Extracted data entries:
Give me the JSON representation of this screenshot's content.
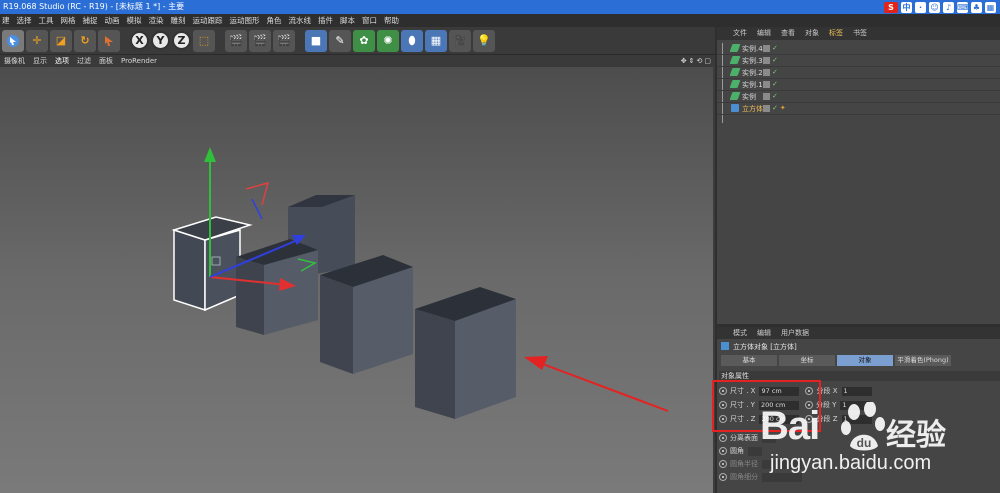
{
  "window": {
    "title": "R19.068 Studio (RC - R19) - [未标题 1 *] - 主要",
    "tray_icons": [
      "sogou-icon",
      "chinese-input-icon",
      "punctuation-icon",
      "emoji-icon",
      "microphone-icon",
      "keyboard-icon",
      "skin-icon",
      "grid-icon"
    ],
    "tray_labels": [
      "S",
      "中",
      "·",
      "☺",
      "♪",
      "⌨",
      "♣",
      "▦"
    ]
  },
  "menu": [
    "建",
    "选择",
    "工具",
    "网格",
    "捕捉",
    "动画",
    "模拟",
    "渲染",
    "雕刻",
    "运动跟踪",
    "运动图形",
    "角色",
    "流水线",
    "插件",
    "脚本",
    "窗口",
    "帮助"
  ],
  "toolbar": {
    "axis_labels": [
      "X",
      "Y",
      "Z"
    ]
  },
  "viewport": {
    "menu": [
      "摄像机",
      "显示",
      "选项",
      "过滤",
      "面板",
      "ProRender"
    ],
    "active_menu_index": 2
  },
  "object_manager": {
    "tabs": [
      "文件",
      "编辑",
      "查看",
      "对象",
      "标签",
      "书签"
    ],
    "active_tab_index": 4,
    "objects": [
      {
        "name": "实例.4",
        "type": "instance",
        "selected": false
      },
      {
        "name": "实例.3",
        "type": "instance",
        "selected": false
      },
      {
        "name": "实例.2",
        "type": "instance",
        "selected": false
      },
      {
        "name": "实例.1",
        "type": "instance",
        "selected": false
      },
      {
        "name": "实例",
        "type": "instance",
        "selected": false
      },
      {
        "name": "立方体",
        "type": "cube",
        "selected": true
      }
    ]
  },
  "attributes": {
    "tabs": [
      "模式",
      "编辑",
      "用户数据"
    ],
    "title": "立方体对象 [立方体]",
    "subtabs": [
      "基本",
      "坐标",
      "对象",
      "平滑着色(Phong)"
    ],
    "active_subtab_index": 2,
    "section": "对象属性",
    "size": [
      {
        "label": "尺寸 . X",
        "value": "97 cm"
      },
      {
        "label": "尺寸 . Y",
        "value": "200 cm"
      },
      {
        "label": "尺寸 . Z",
        "value": "200 cm"
      }
    ],
    "segments": [
      {
        "label": "分段 X",
        "value": "1"
      },
      {
        "label": "分段 Y",
        "value": "1"
      },
      {
        "label": "分段 Z",
        "value": "1"
      }
    ],
    "options": [
      {
        "label": "分离表面",
        "value": ""
      },
      {
        "label": "圆角",
        "value": ""
      },
      {
        "label": "圆角半径",
        "value": ""
      },
      {
        "label": "圆角细分",
        "value": ""
      }
    ]
  },
  "watermark": {
    "brand": "Bai",
    "suffix": "经验",
    "url": "jingyan.baidu.com"
  },
  "colors": {
    "titlebar": "#2b6fd6",
    "selection": "#f1c05a",
    "annotation": "#e52222",
    "axis_x": "#e23030",
    "axis_y": "#2fbf3a",
    "axis_z": "#2f3fe0"
  }
}
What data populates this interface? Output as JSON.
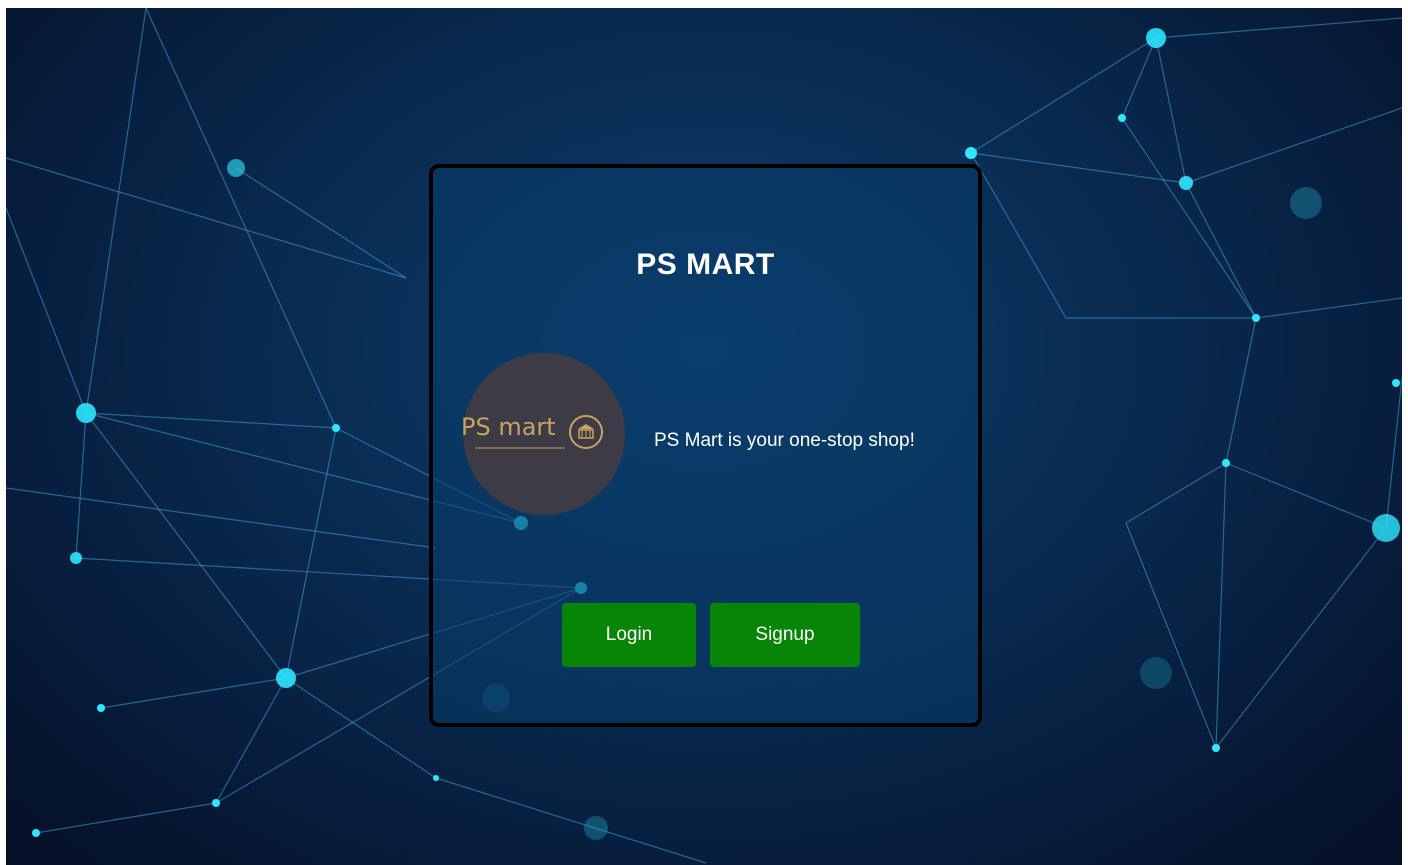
{
  "card": {
    "title": "PS MART",
    "tagline": "PS Mart is your one-stop shop!",
    "logo": {
      "text": "PS mart",
      "icon": "store-icon",
      "colors": {
        "background": "#3d3b45",
        "gold": "#c9a262"
      }
    },
    "buttons": {
      "login_label": "Login",
      "signup_label": "Signup"
    }
  },
  "colors": {
    "button": "#078507",
    "background": "#0a2f57",
    "card_border": "#000000",
    "network_glow": "#22d3f0"
  }
}
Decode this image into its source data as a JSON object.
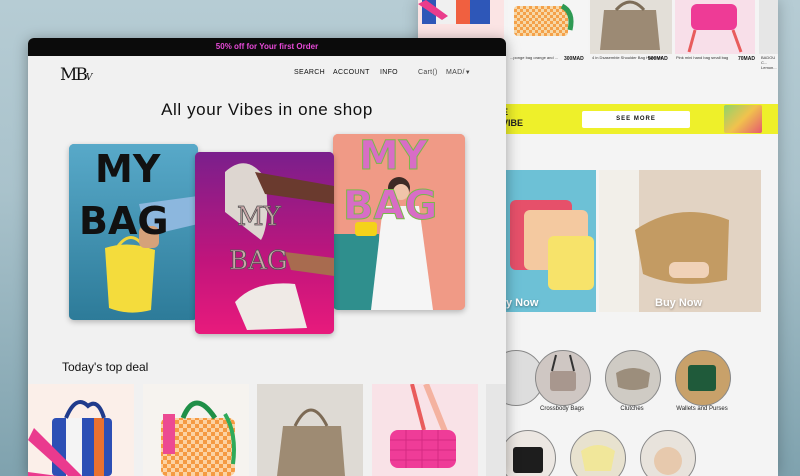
{
  "back_page": {
    "products": [
      {
        "caption": "...ponge bag orange and ...",
        "price": "300MAD"
      },
      {
        "caption": "4 in Dsasemble Shoulder Bag Hazelnut",
        "price": "500MAD"
      },
      {
        "caption": "Pink mini hand bag small bag",
        "price": "70MAD"
      },
      {
        "caption": "BADOU C... Lemon..."
      }
    ],
    "banner": {
      "text_line1": "E",
      "text_line2": "VIBE",
      "cta": "SEE MORE"
    },
    "promos": [
      {
        "label": "y Now"
      },
      {
        "label": "Buy Now"
      }
    ],
    "categories": [
      {
        "label": "Crossbody Bags"
      },
      {
        "label": "Clutches"
      },
      {
        "label": "Wallets and Purses"
      }
    ]
  },
  "front_page": {
    "announcement": "50% off for Your first  Order",
    "logo": "MB",
    "logo_sub": "V",
    "nav": {
      "search": "SEARCH",
      "account": "ACCOUNT",
      "info": "INFO",
      "cart": "Cart()",
      "currency": "MAD/"
    },
    "headline": "All your Vibes in one shop",
    "hero_cards": [
      {
        "word1": "MY",
        "word2": "BAG"
      },
      {
        "word1": "MY",
        "word2": "BAG"
      },
      {
        "word1": "MY",
        "word2": "BAG"
      }
    ],
    "section_title": "Today's top deal"
  },
  "colors": {
    "accent_pink": "#e74ad8",
    "banner_yellow": "#eef02a",
    "topbar": "#0b0b0b"
  }
}
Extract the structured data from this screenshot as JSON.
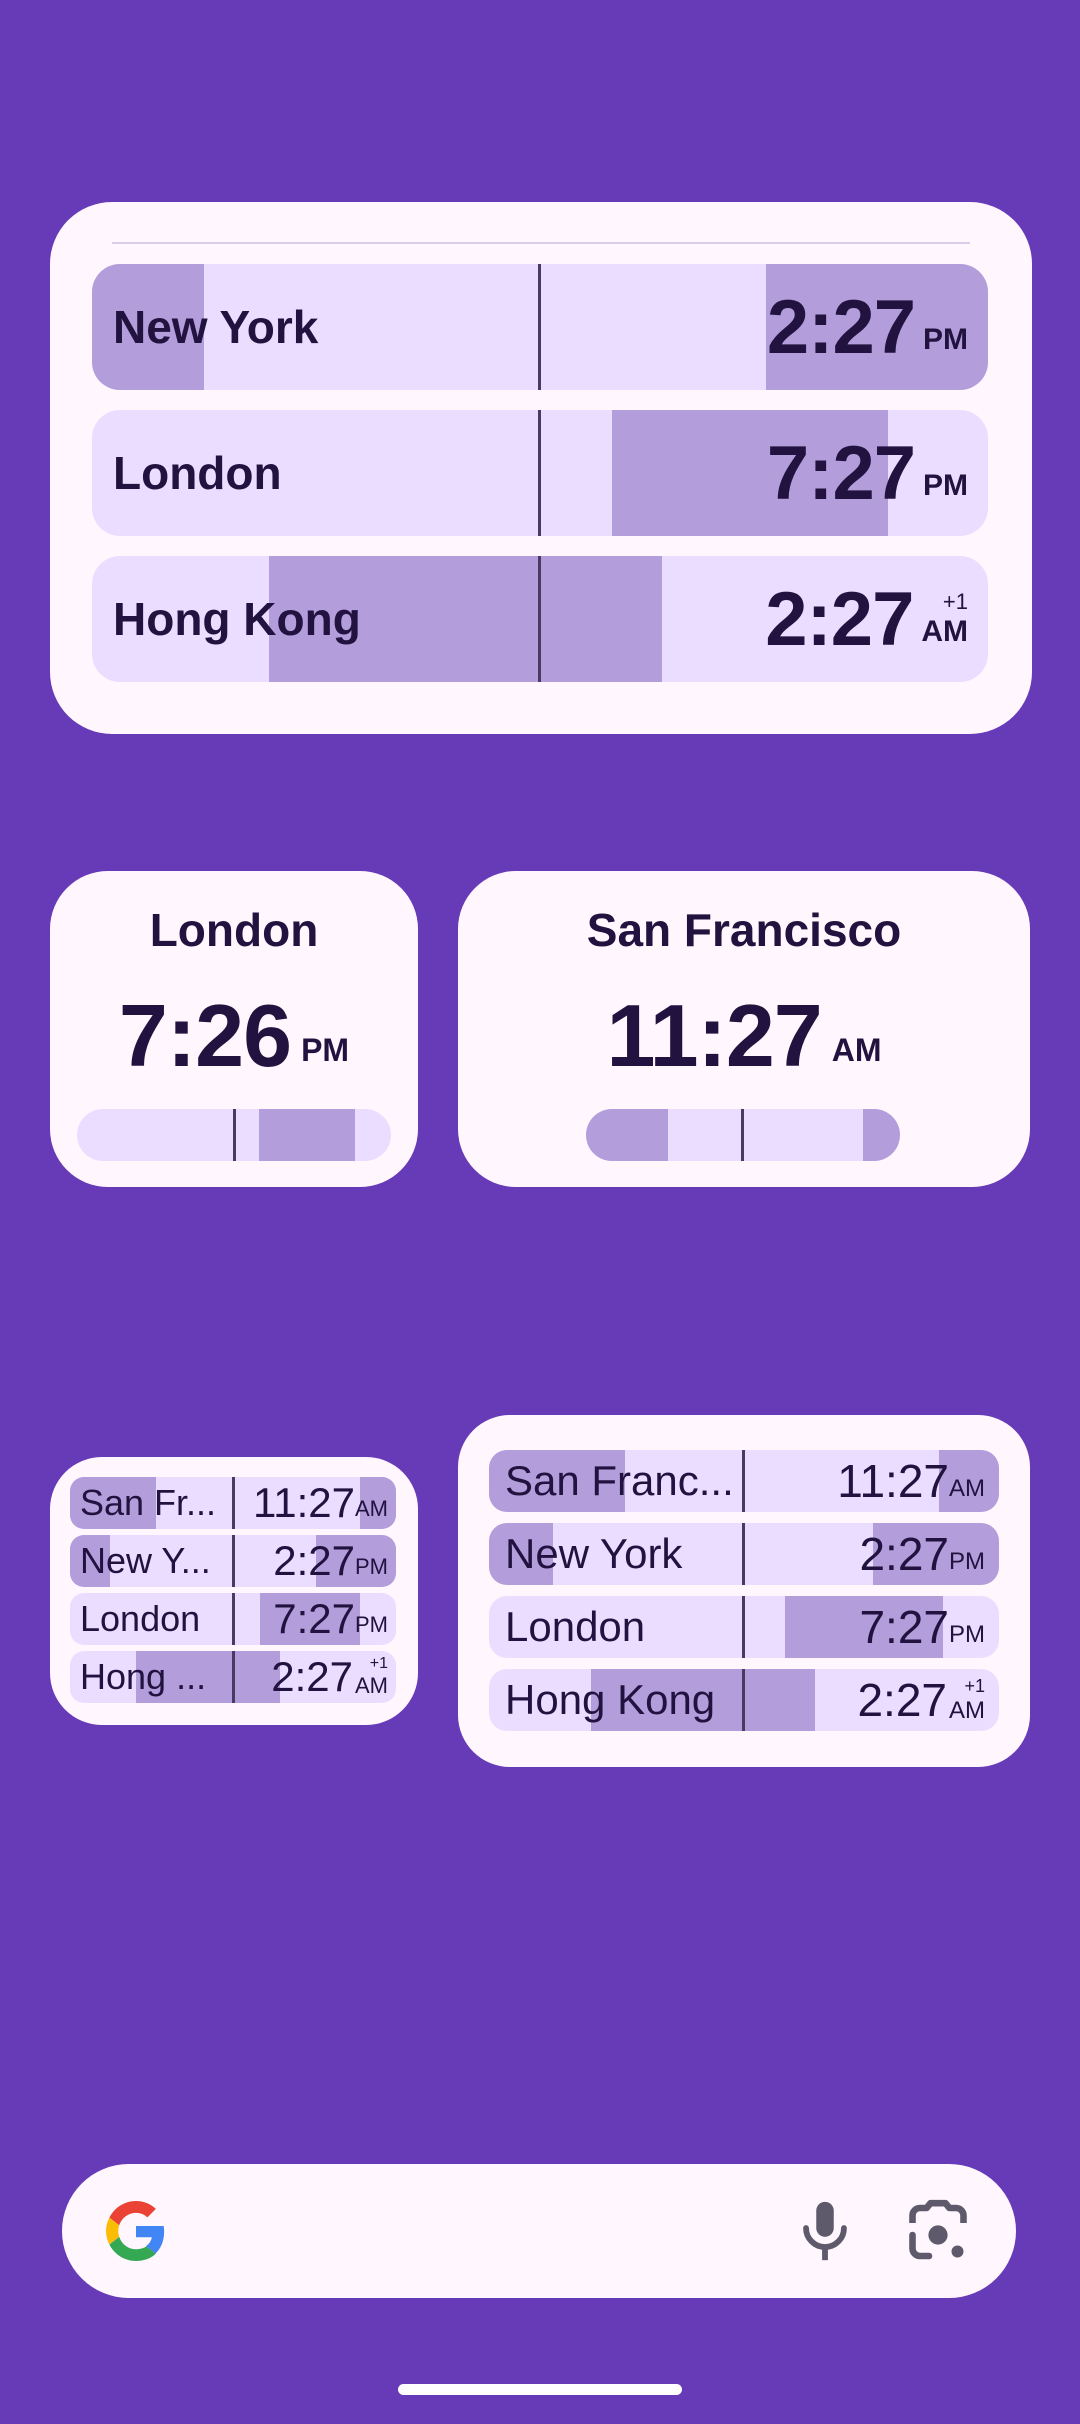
{
  "large_widget": {
    "rows": [
      {
        "city": "New York",
        "time": "2:27",
        "ampm": "PM",
        "offset": ""
      },
      {
        "city": "London",
        "time": "7:27",
        "ampm": "PM",
        "offset": ""
      },
      {
        "city": "Hong Kong",
        "time": "2:27",
        "ampm": "AM",
        "offset": "+1"
      }
    ]
  },
  "london_widget": {
    "city": "London",
    "time": "7:26",
    "ampm": "PM"
  },
  "sf_widget": {
    "city": "San Francisco",
    "time": "11:27",
    "ampm": "AM"
  },
  "small_widget": {
    "rows": [
      {
        "city": "San Fr...",
        "time": "11:27",
        "ampm": "AM",
        "offset": ""
      },
      {
        "city": "New Y...",
        "time": "2:27",
        "ampm": "PM",
        "offset": ""
      },
      {
        "city": "London",
        "time": "7:27",
        "ampm": "PM",
        "offset": ""
      },
      {
        "city": "Hong ...",
        "time": "2:27",
        "ampm": "AM",
        "offset": "+1"
      }
    ]
  },
  "medium_list_widget": {
    "rows": [
      {
        "city": "San Franc...",
        "time": "11:27",
        "ampm": "AM",
        "offset": ""
      },
      {
        "city": "New York",
        "time": "2:27",
        "ampm": "PM",
        "offset": ""
      },
      {
        "city": "London",
        "time": "7:27",
        "ampm": "PM",
        "offset": ""
      },
      {
        "city": "Hong Kong",
        "time": "2:27",
        "ampm": "AM",
        "offset": "+1"
      }
    ]
  },
  "search_bar": {
    "logo": "google-g-icon",
    "mic": "mic-icon",
    "lens": "google-lens-icon"
  },
  "colors": {
    "background": "#673AB7",
    "card": "#FFF7FD",
    "row": "#EADDFF",
    "band": "#B39DDB",
    "text": "#21123f"
  }
}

## Written task
Repeat the listing verbatim. Skip the pictures.

## Finished exercise
Give me the JSON representation of this screenshot's content.
{
  "window": {
    "title": "R19.068 Studio (RC - R19) - [未标题 1 *] - 主要",
    "tray_icons": [
      "sogou-icon",
      "chinese-input-icon",
      "punctuation-icon",
      "emoji-icon",
      "microphone-icon",
      "keyboard-icon",
      "skin-icon",
      "grid-icon"
    ],
    "tray_labels": [
      "S",
      "中",
      "·",
      "☺",
      "♪",
      "⌨",
      "♣",
      "▦"
    ]
  },
  "menu": [
    "建",
    "选择",
    "工具",
    "网格",
    "捕捉",
    "动画",
    "模拟",
    "渲染",
    "雕刻",
    "运动跟踪",
    "运动图形",
    "角色",
    "流水线",
    "插件",
    "脚本",
    "窗口",
    "帮助"
  ],
  "toolbar": {
    "axis_labels": [
      "X",
      "Y",
      "Z"
    ]
  },
  "viewport": {
    "menu": [
      "摄像机",
      "显示",
      "选项",
      "过滤",
      "面板",
      "ProRender"
    ],
    "active_menu_index": 2
  },
  "object_manager": {
    "tabs": [
      "文件",
      "编辑",
      "查看",
      "对象",
      "标签",
      "书签"
    ],
    "active_tab_index": 4,
    "objects": [
      {
        "name": "实例.4",
        "type": "instance",
        "selected": false
      },
      {
        "name": "实例.3",
        "type": "instance",
        "selected": false
      },
      {
        "name": "实例.2",
        "type": "instance",
        "selected": false
      },
      {
        "name": "实例.1",
        "type": "instance",
        "selected": false
      },
      {
        "name": "实例",
        "type": "instance",
        "selected": false
      },
      {
        "name": "立方体",
        "type": "cube",
        "selected": true
      }
    ]
  },
  "attributes": {
    "tabs": [
      "模式",
      "编辑",
      "用户数据"
    ],
    "title": "立方体对象 [立方体]",
    "subtabs": [
      "基本",
      "坐标",
      "对象",
      "平滑着色(Phong)"
    ],
    "active_subtab_index": 2,
    "section": "对象属性",
    "size": [
      {
        "label": "尺寸 . X",
        "value": "97 cm"
      },
      {
        "label": "尺寸 . Y",
        "value": "200 cm"
      },
      {
        "label": "尺寸 . Z",
        "value": "200 cm"
      }
    ],
    "segments": [
      {
        "label": "分段 X",
        "value": "1"
      },
      {
        "label": "分段 Y",
        "value": "1"
      },
      {
        "label": "分段 Z",
        "value": "1"
      }
    ],
    "options": [
      {
        "label": "分离表面",
        "value": ""
      },
      {
        "label": "圆角",
        "value": ""
      },
      {
        "label": "圆角半径",
        "value": ""
      },
      {
        "label": "圆角细分",
        "value": ""
      }
    ]
  },
  "watermark": {
    "brand": "Bai",
    "suffix": "经验",
    "url": "jingyan.baidu.com"
  },
  "colors": {
    "titlebar": "#2b6fd6",
    "selection": "#f1c05a",
    "annotation": "#e52222",
    "axis_x": "#e23030",
    "axis_y": "#2fbf3a",
    "axis_z": "#2f3fe0"
  }
}
What data populates this interface? Output as JSON.
{
  "card": {
    "title": "PS MART",
    "tagline": "PS Mart is your one-stop shop!",
    "logo": {
      "text": "PS mart",
      "icon": "store-icon",
      "colors": {
        "background": "#3d3b45",
        "gold": "#c9a262"
      }
    },
    "buttons": {
      "login_label": "Login",
      "signup_label": "Signup"
    }
  },
  "colors": {
    "button": "#078507",
    "background": "#0a2f57",
    "card_border": "#000000",
    "network_glow": "#22d3f0"
  }
}
Decode this image into its source data as a JSON object.
{
  "back_page": {
    "products": [
      {
        "caption": "...ponge bag orange and ...",
        "price": "300MAD"
      },
      {
        "caption": "4 in Dsasemble Shoulder Bag Hazelnut",
        "price": "500MAD"
      },
      {
        "caption": "Pink mini hand bag small bag",
        "price": "70MAD"
      },
      {
        "caption": "BADOU C... Lemon..."
      }
    ],
    "banner": {
      "text_line1": "E",
      "text_line2": "VIBE",
      "cta": "SEE MORE"
    },
    "promos": [
      {
        "label": "y Now"
      },
      {
        "label": "Buy Now"
      }
    ],
    "categories": [
      {
        "label": "Crossbody Bags"
      },
      {
        "label": "Clutches"
      },
      {
        "label": "Wallets and Purses"
      }
    ]
  },
  "front_page": {
    "announcement": "50% off for Your first  Order",
    "logo": "MB",
    "logo_sub": "V",
    "nav": {
      "search": "SEARCH",
      "account": "ACCOUNT",
      "info": "INFO",
      "cart": "Cart()",
      "currency": "MAD/"
    },
    "headline": "All your Vibes in one shop",
    "hero_cards": [
      {
        "word1": "MY",
        "word2": "BAG"
      },
      {
        "word1": "MY",
        "word2": "BAG"
      },
      {
        "word1": "MY",
        "word2": "BAG"
      }
    ],
    "section_title": "Today's top deal"
  },
  "colors": {
    "accent_pink": "#e74ad8",
    "banner_yellow": "#eef02a",
    "topbar": "#0b0b0b"
  }
}
Extract the structured data from this screenshot as JSON.
{
  "large_widget": {
    "rows": [
      {
        "city": "New York",
        "time": "2:27",
        "ampm": "PM",
        "offset": ""
      },
      {
        "city": "London",
        "time": "7:27",
        "ampm": "PM",
        "offset": ""
      },
      {
        "city": "Hong Kong",
        "time": "2:27",
        "ampm": "AM",
        "offset": "+1"
      }
    ]
  },
  "london_widget": {
    "city": "London",
    "time": "7:26",
    "ampm": "PM"
  },
  "sf_widget": {
    "city": "San Francisco",
    "time": "11:27",
    "ampm": "AM"
  },
  "small_widget": {
    "rows": [
      {
        "city": "San Fr...",
        "time": "11:27",
        "ampm": "AM",
        "offset": ""
      },
      {
        "city": "New Y...",
        "time": "2:27",
        "ampm": "PM",
        "offset": ""
      },
      {
        "city": "London",
        "time": "7:27",
        "ampm": "PM",
        "offset": ""
      },
      {
        "city": "Hong ...",
        "time": "2:27",
        "ampm": "AM",
        "offset": "+1"
      }
    ]
  },
  "medium_list_widget": {
    "rows": [
      {
        "city": "San Franc...",
        "time": "11:27",
        "ampm": "AM",
        "offset": ""
      },
      {
        "city": "New York",
        "time": "2:27",
        "ampm": "PM",
        "offset": ""
      },
      {
        "city": "London",
        "time": "7:27",
        "ampm": "PM",
        "offset": ""
      },
      {
        "city": "Hong Kong",
        "time": "2:27",
        "ampm": "AM",
        "offset": "+1"
      }
    ]
  },
  "search_bar": {
    "logo": "google-g-icon",
    "mic": "mic-icon",
    "lens": "google-lens-icon"
  },
  "colors": {
    "background": "#673AB7",
    "card": "#FFF7FD",
    "row": "#EADDFF",
    "band": "#B39DDB",
    "text": "#21123f"
  }
}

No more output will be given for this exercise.